#### Work to do:
From the entries below, say how many lines carry the word "chevron", and give nothing but the number.

Records about charts and figures
__________

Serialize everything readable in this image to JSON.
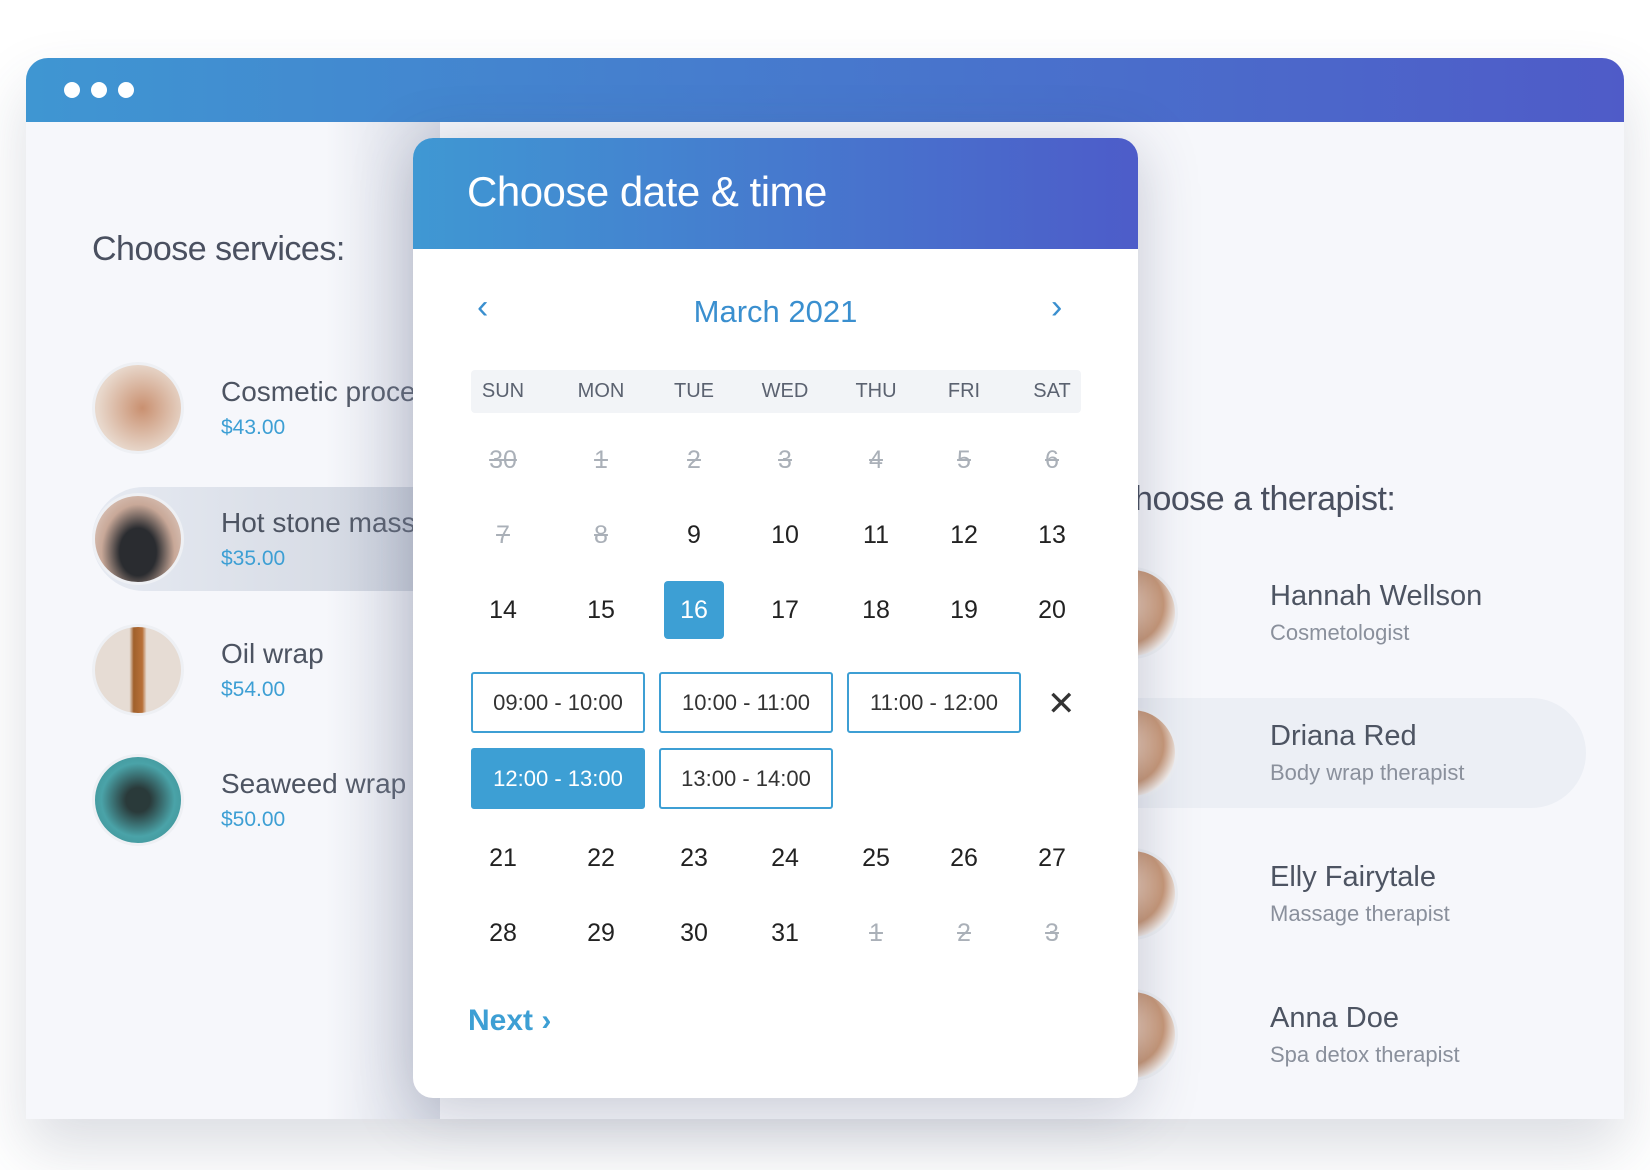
{
  "window": {
    "dots": 3
  },
  "services": {
    "heading": "Choose services:",
    "items": [
      {
        "name": "Cosmetic procedure",
        "price": "$43.00",
        "selected": false
      },
      {
        "name": "Hot stone massage",
        "price": "$35.00",
        "selected": true
      },
      {
        "name": "Oil wrap",
        "price": "$54.00",
        "selected": false
      },
      {
        "name": "Seaweed wrap",
        "price": "$50.00",
        "selected": false
      }
    ]
  },
  "therapists": {
    "heading": "Choose a therapist:",
    "items": [
      {
        "name": "Hannah Wellson",
        "role": "Cosmetologist",
        "selected": false
      },
      {
        "name": "Driana Red",
        "role": "Body wrap therapist",
        "selected": true
      },
      {
        "name": "Elly Fairytale",
        "role": "Massage therapist",
        "selected": false
      },
      {
        "name": "Anna Doe",
        "role": "Spa detox therapist",
        "selected": false
      }
    ]
  },
  "modal": {
    "title": "Choose date & time",
    "month": "March 2021",
    "prev_icon": "chevron-left",
    "next_icon": "chevron-right",
    "weekdays": [
      "SUN",
      "MON",
      "TUE",
      "WED",
      "THU",
      "FRI",
      "SAT"
    ],
    "weeks": [
      [
        "30",
        "1",
        "2",
        "3",
        "4",
        "5",
        "6"
      ],
      [
        "7",
        "8",
        "9",
        "10",
        "11",
        "12",
        "13"
      ],
      [
        "14",
        "15",
        "16",
        "17",
        "18",
        "19",
        "20"
      ],
      [
        "21",
        "22",
        "23",
        "24",
        "25",
        "26",
        "27"
      ],
      [
        "28",
        "29",
        "30",
        "31",
        "1",
        "2",
        "3"
      ]
    ],
    "disabled": [
      [
        0,
        0
      ],
      [
        0,
        1
      ],
      [
        0,
        2
      ],
      [
        0,
        3
      ],
      [
        0,
        4
      ],
      [
        0,
        5
      ],
      [
        0,
        6
      ],
      [
        1,
        0
      ],
      [
        1,
        1
      ],
      [
        4,
        4
      ],
      [
        4,
        5
      ],
      [
        4,
        6
      ]
    ],
    "selected_day": "16",
    "slots": [
      {
        "label": "09:00 - 10:00",
        "selected": false
      },
      {
        "label": "10:00 - 11:00",
        "selected": false
      },
      {
        "label": "11:00 - 12:00",
        "selected": false
      },
      {
        "label": "12:00 - 13:00",
        "selected": true
      },
      {
        "label": "13:00 - 14:00",
        "selected": false
      }
    ],
    "close_icon": "close",
    "next_label": "Next"
  },
  "colors": {
    "accent": "#3d9fd4",
    "header_from": "#3f98d3",
    "header_to": "#4d5cc9"
  }
}
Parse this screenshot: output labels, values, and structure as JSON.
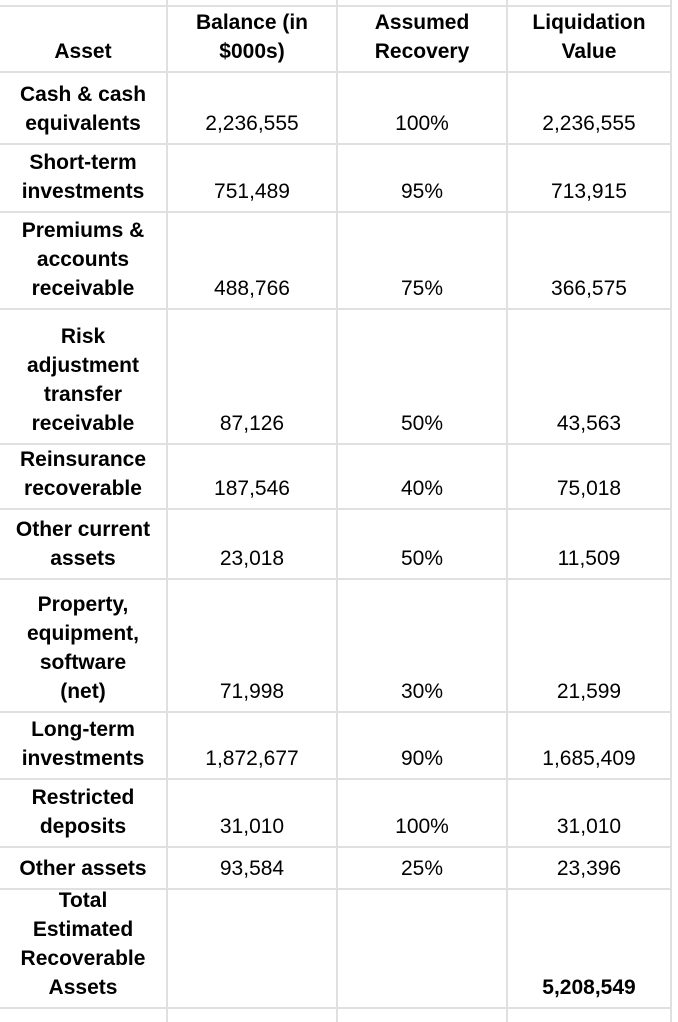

__________

#### Completed exercise:
2